EXERCISE DIRECTIONS: Your task is to filter the data below down to the lines holding "gray".

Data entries
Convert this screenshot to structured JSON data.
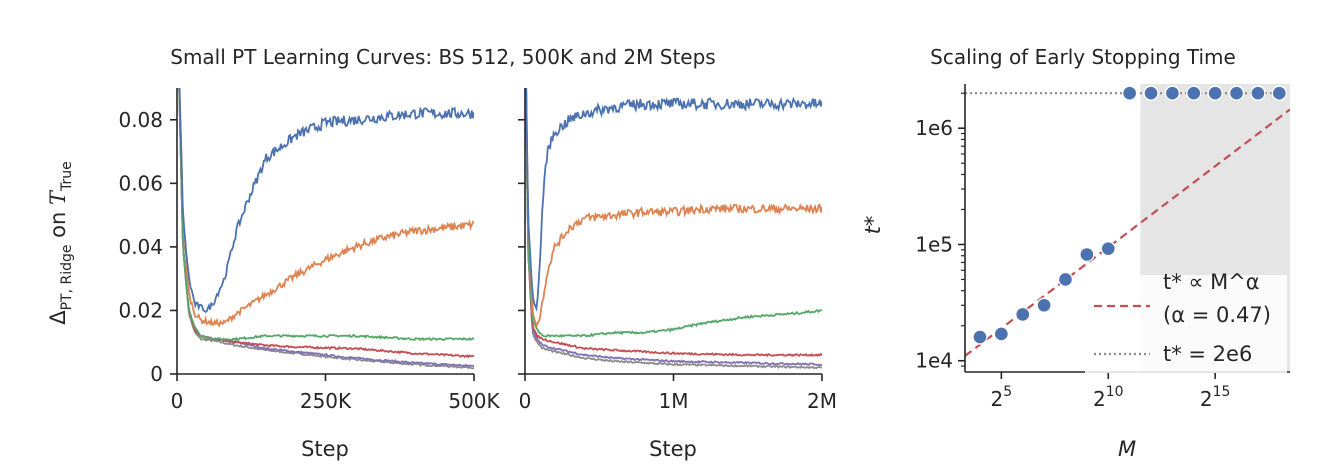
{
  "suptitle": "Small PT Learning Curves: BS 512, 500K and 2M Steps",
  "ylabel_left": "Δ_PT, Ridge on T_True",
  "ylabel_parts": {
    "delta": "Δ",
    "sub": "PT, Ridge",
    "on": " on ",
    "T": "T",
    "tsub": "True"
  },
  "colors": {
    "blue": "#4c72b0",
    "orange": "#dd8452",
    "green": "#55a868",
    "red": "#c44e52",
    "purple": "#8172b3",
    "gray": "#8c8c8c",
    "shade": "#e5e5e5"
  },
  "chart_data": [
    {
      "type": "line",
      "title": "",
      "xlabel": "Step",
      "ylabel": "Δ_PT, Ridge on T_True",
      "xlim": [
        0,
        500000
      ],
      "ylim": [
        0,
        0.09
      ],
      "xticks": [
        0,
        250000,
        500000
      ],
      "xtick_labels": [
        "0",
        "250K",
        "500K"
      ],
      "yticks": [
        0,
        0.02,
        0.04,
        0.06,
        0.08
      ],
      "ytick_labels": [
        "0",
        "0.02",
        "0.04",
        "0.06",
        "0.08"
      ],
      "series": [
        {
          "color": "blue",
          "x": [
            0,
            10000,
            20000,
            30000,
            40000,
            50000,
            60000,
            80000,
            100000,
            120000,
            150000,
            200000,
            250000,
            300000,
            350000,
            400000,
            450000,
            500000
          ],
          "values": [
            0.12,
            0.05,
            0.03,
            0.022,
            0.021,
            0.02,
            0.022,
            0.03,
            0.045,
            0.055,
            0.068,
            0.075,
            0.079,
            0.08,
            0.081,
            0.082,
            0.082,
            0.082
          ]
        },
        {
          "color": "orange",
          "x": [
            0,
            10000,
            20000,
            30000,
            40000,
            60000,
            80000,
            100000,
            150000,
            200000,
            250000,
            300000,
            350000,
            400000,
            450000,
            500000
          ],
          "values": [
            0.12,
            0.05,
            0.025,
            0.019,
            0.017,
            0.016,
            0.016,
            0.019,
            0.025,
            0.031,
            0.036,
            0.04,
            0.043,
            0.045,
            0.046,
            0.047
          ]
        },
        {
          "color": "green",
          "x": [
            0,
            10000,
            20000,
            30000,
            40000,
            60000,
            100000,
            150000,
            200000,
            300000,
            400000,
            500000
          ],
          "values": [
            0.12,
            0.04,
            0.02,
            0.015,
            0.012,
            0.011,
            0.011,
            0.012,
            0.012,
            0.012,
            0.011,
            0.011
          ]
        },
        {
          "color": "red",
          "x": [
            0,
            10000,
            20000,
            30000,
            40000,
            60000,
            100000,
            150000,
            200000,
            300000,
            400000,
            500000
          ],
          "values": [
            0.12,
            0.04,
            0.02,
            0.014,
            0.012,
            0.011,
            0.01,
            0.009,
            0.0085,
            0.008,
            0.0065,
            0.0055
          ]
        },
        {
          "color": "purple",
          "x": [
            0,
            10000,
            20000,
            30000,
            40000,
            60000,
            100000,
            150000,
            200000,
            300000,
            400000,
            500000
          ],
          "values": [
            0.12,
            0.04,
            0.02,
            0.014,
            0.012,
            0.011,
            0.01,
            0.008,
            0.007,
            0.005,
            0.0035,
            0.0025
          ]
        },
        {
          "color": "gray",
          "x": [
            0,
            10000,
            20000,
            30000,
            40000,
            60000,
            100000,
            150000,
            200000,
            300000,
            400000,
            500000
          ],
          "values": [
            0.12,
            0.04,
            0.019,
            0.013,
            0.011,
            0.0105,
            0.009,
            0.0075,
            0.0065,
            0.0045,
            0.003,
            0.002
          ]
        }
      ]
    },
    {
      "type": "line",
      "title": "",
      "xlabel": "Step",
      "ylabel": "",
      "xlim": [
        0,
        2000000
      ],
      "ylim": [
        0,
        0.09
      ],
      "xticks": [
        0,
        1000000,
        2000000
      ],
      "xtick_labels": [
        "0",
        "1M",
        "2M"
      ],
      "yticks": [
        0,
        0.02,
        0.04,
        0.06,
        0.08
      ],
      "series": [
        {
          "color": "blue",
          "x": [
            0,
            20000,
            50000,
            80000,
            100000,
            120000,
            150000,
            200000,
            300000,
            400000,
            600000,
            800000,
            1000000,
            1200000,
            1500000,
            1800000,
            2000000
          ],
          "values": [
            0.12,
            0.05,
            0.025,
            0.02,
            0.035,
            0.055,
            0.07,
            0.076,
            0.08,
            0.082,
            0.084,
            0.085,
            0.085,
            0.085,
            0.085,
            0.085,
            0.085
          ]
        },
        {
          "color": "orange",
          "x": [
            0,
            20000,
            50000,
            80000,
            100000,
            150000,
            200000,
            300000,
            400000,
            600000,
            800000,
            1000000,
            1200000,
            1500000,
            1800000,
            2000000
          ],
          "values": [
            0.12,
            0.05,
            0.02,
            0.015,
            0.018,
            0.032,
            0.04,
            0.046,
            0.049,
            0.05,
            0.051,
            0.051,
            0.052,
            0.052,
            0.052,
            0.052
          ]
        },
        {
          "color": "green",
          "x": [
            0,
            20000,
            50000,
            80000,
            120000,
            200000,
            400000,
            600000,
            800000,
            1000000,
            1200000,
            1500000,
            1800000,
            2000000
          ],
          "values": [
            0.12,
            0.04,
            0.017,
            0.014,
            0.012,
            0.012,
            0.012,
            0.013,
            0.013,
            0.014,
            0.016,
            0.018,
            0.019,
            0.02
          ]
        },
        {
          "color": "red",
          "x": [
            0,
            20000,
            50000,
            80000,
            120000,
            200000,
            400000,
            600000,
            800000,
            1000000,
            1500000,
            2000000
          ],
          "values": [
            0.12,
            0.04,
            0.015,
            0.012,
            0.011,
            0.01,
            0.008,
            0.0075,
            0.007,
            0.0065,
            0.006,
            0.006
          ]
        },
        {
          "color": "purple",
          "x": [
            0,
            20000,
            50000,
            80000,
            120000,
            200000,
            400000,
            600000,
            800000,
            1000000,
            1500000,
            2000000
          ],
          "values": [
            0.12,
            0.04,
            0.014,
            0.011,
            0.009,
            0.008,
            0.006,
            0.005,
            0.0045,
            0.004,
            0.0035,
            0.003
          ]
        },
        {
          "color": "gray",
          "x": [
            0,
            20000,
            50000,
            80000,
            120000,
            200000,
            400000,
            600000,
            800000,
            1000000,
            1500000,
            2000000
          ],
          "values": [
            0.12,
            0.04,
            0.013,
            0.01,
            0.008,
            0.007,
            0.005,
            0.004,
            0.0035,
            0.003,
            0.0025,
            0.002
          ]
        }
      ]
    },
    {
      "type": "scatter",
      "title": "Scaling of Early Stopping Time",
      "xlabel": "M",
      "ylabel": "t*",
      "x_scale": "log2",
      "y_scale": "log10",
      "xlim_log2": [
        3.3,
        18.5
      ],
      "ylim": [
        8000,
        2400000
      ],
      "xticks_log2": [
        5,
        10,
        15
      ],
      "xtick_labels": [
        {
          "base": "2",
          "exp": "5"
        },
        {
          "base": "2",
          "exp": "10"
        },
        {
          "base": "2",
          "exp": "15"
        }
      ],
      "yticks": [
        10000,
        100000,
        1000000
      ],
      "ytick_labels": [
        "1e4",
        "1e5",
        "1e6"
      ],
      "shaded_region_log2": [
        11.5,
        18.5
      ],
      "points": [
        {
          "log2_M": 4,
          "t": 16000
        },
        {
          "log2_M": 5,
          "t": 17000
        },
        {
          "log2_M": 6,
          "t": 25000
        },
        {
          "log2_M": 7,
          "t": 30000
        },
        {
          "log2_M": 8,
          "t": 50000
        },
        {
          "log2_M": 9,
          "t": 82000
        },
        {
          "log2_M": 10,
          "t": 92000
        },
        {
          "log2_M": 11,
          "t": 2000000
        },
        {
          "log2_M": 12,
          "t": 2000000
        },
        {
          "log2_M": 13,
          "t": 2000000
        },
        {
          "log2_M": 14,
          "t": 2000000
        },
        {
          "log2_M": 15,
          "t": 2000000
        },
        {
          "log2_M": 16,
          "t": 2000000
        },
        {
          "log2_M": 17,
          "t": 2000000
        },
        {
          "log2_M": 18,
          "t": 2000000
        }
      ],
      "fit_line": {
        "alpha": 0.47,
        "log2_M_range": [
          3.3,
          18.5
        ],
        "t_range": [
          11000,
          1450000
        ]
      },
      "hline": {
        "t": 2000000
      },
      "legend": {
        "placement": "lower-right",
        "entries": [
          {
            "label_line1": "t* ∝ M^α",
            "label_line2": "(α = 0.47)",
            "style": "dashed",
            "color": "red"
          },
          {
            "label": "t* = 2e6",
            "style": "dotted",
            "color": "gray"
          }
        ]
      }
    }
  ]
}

FULL ANSWER:
    "gray": "#8c8c8c",
          "color": "gray",
          "color": "gray",
            "color": "gray"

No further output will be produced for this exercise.